▶ **提供テキスト**
::::::

奄美のタクシー運賃改定「必要」 来年3月中旬ごろ新運賃公表 九州運輸局

2023年11月21日

社会・経済 

現行の初乗り料金「520円」を表示するタクシーのメーター=9月、奄美市名瀬

奄美群島内のタクシー事業者が申請していた運賃改定について九州運輸局は20日、審査の結果「必要」と判定したと発表した。15日時点で各事業者は、初乗り運賃(1・3キロまで)を現行から40円~220円引き上げ600円~740円の範囲で設定するよう申請。同局は来年3月中旬ごろに新運賃を公表予定で、適用はその約1カ月後となる見通し。奄美でのタクシー運賃改定は1993年以来31年ぶりとなる。

 

タクシーの運賃改定は、地区ごとに事業者が各地方運輸局に申請し、全体車両数の7割を超える申請があれば審査を始める仕組み。九州運輸局旅客第二課によると、15日までに奄美に25あるタクシー事業者のうち14事業者が運賃改定を申請。申請事業者の合計保有車両は162台で奄美地区の総車両数207台の78・26%を占めている。

 

奄美地区のタクシー運賃は現在、初乗りが小型車で520円、中型車で560円、走行距離に応じた加算運賃(加算距離・小型車402メートル、中型車359メートル)はいずれも90円となっている。

 

今後、運賃が改定された場合は小型車・中型車の車種区分を廃止して普通車に統合する。事業者からの申請では初乗り運賃の変更ほか、加算運賃を200メートル~410メートルごとに50円~100円とするよう求めている。

 

タクシー業界は新型コロナウイルス禍で利用者が激減し、運転手不足も深刻化。燃料費高騰も事業者の厳しい経営に追い打ちをかけている。こうした背景からタクシー運賃引き上げの動きは全国各地に広がっており、県内では県本土が主の鹿児島A地区と西之表市、熊毛郡、鹿児島郡の鹿児島B地区で、今年8月から普通車初乗り運賃が700円に値上げされた。

::::::

(文書構造認識データ)
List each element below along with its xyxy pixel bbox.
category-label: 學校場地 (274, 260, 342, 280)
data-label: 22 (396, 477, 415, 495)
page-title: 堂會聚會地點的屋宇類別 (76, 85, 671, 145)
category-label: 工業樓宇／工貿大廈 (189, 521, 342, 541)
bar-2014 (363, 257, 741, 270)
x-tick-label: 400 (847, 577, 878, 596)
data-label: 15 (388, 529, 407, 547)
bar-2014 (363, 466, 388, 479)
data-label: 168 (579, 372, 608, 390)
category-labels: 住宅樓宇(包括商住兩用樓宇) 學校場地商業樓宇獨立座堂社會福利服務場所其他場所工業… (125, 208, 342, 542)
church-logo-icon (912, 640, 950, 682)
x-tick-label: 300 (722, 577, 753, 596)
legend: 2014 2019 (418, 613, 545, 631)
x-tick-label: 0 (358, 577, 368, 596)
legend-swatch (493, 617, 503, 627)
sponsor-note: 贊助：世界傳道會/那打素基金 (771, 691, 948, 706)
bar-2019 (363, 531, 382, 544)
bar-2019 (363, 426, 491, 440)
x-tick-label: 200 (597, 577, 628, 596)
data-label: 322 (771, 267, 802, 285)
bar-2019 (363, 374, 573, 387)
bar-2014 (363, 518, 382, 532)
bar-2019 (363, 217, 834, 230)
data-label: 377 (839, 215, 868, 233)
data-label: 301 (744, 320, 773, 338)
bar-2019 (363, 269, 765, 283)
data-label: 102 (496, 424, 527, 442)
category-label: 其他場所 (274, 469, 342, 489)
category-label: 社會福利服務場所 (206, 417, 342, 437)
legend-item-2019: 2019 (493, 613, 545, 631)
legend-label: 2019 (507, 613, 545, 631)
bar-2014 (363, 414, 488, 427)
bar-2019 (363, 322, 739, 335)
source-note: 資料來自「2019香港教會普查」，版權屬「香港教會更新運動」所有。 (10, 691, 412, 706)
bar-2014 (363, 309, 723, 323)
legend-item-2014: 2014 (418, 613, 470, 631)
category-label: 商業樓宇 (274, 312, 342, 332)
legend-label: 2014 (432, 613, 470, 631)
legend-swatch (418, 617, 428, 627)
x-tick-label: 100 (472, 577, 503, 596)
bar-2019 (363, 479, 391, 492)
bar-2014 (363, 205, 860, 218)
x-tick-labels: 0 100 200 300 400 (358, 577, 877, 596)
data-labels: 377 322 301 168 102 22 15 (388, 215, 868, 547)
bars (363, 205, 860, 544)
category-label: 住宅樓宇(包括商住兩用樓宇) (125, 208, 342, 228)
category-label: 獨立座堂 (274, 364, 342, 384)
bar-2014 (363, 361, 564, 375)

::::::

▶ **課題 A**
奄美のタクシー運賃改定に関する記事の最終段落で、タクシー業界や事業者の経営を苦しめているとされる事情をすべて挙げてください。
▶ **課題 B**
奄美のタクシー運賃改定に関する記事をもとに、次の問いに答えてください。
(i) 奄美でこれより前にタクシー運賃が改定されたのは何年ですか。
(ii) 15日までに運賃改定を申請したのは、奄美にある何事業者のうち何事業者ですか。
(iii) 鹿児島A地区と鹿児島B地区では、普通車の初乗り運賃がいつからいくらに値上げされましたか。

▶ **解答 A**
新型コロナウイルス禍による利用者の激減
運転手不足の深刻化
燃料費の高騰

▶ **解答 B**
(i) 1993年
(ii) 25事業者のうち14事業者
(iii) 今年8月から700円